■ What is asked ■
Wherever "label" appears in a line, list that line.

■ Data records ■
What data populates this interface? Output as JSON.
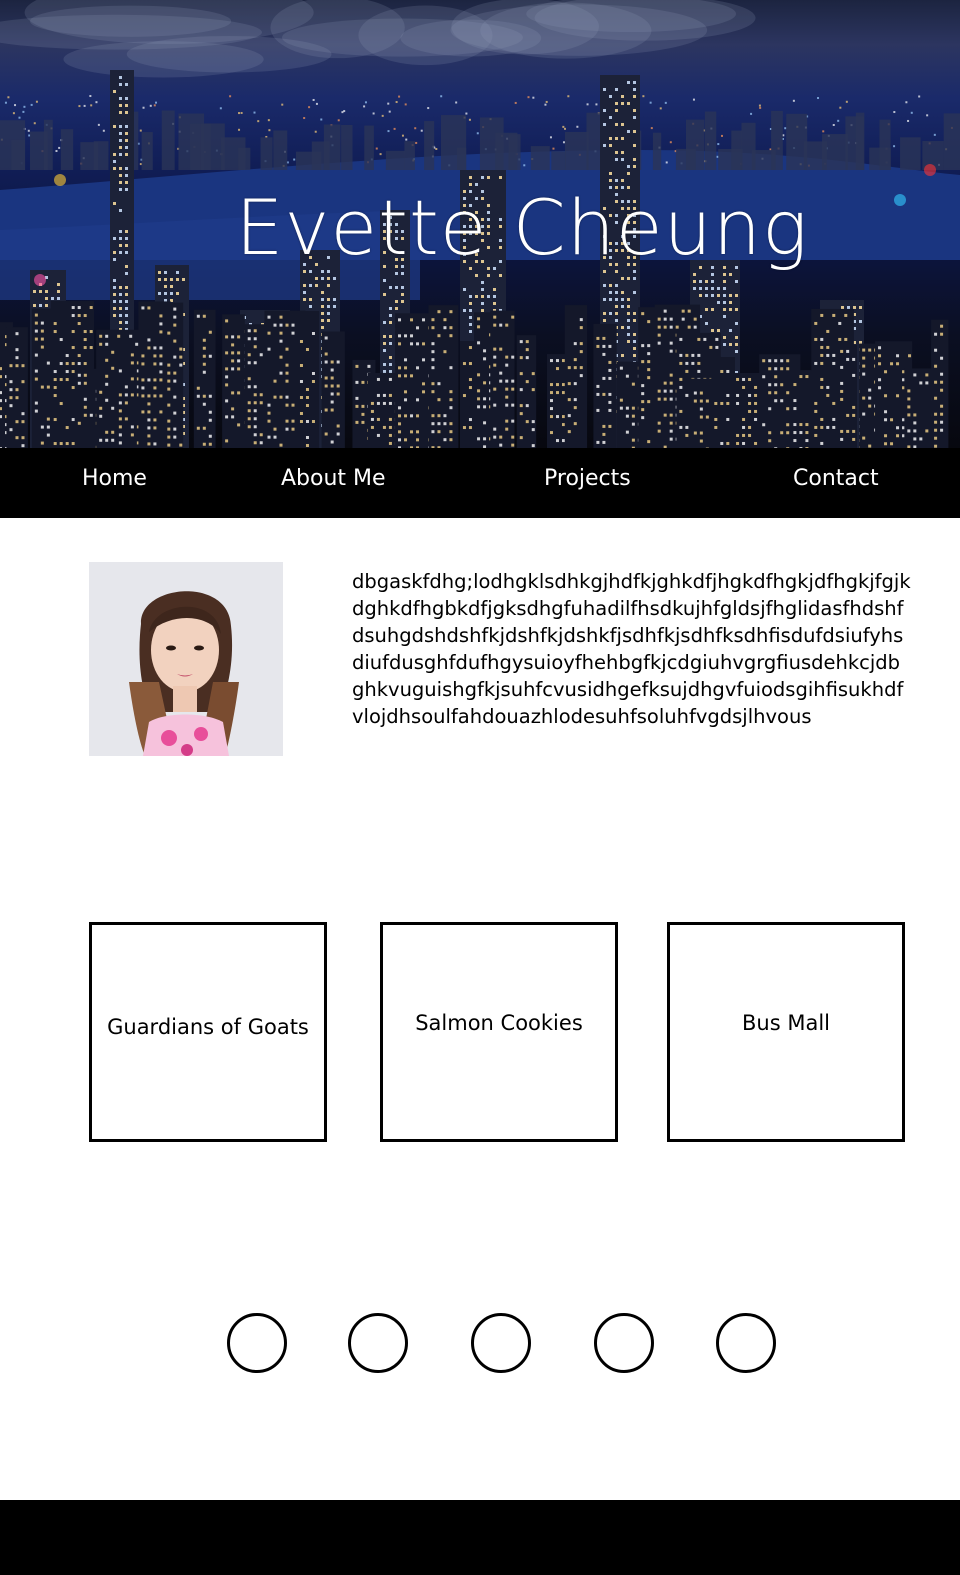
{
  "header": {
    "title": "Evette Cheung",
    "background_image": "night-city-skyline"
  },
  "nav": {
    "items": [
      {
        "label": "Home"
      },
      {
        "label": "About Me"
      },
      {
        "label": "Projects"
      },
      {
        "label": "Contact"
      }
    ]
  },
  "about": {
    "avatar": "profile-photo",
    "bio": "dbgaskfdhg;lodhgklsdhkgjhdfkjghkdfjhgkdfhgkjdfhgkjfgjkdghkdfhgbkdfjgksdhgfuhadilfhsdkujhfgldsjfhglidasfhdshfdsuhgdshdshfkjdshfkjdshkfjsdhfkjsdhfksdhfisdufdsiufyhsdiufdusghfdufhgysuioyfhehbgfkjcdgiuhvgrgfiusdehkcjdbghkvuguishgfkjsuhfcvusidhgefksujdhgvfuiodsgihfisukhdfvlojdhsoulfahdouazhlodesuhfsoluhfvgdsjlhvous"
  },
  "projects": [
    {
      "label": "Guardians of Goats"
    },
    {
      "label": "Salmon Cookies"
    },
    {
      "label": "Bus Mall"
    }
  ],
  "social_circles": [
    {
      "icon": "circle-icon"
    },
    {
      "icon": "circle-icon"
    },
    {
      "icon": "circle-icon"
    },
    {
      "icon": "circle-icon"
    },
    {
      "icon": "circle-icon"
    }
  ],
  "colors": {
    "nav_bg": "#000000",
    "footer_bg": "#000000",
    "text": "#000000",
    "nav_text": "#ffffff"
  }
}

■ Right answer ■
        "label": "Home"
        "label": "About Me"
        "label": "Projects"
        "label": "Contact"
      "label": "Guardians of Goats"
      "label": "Salmon Cookies"
      "label": "Bus Mall"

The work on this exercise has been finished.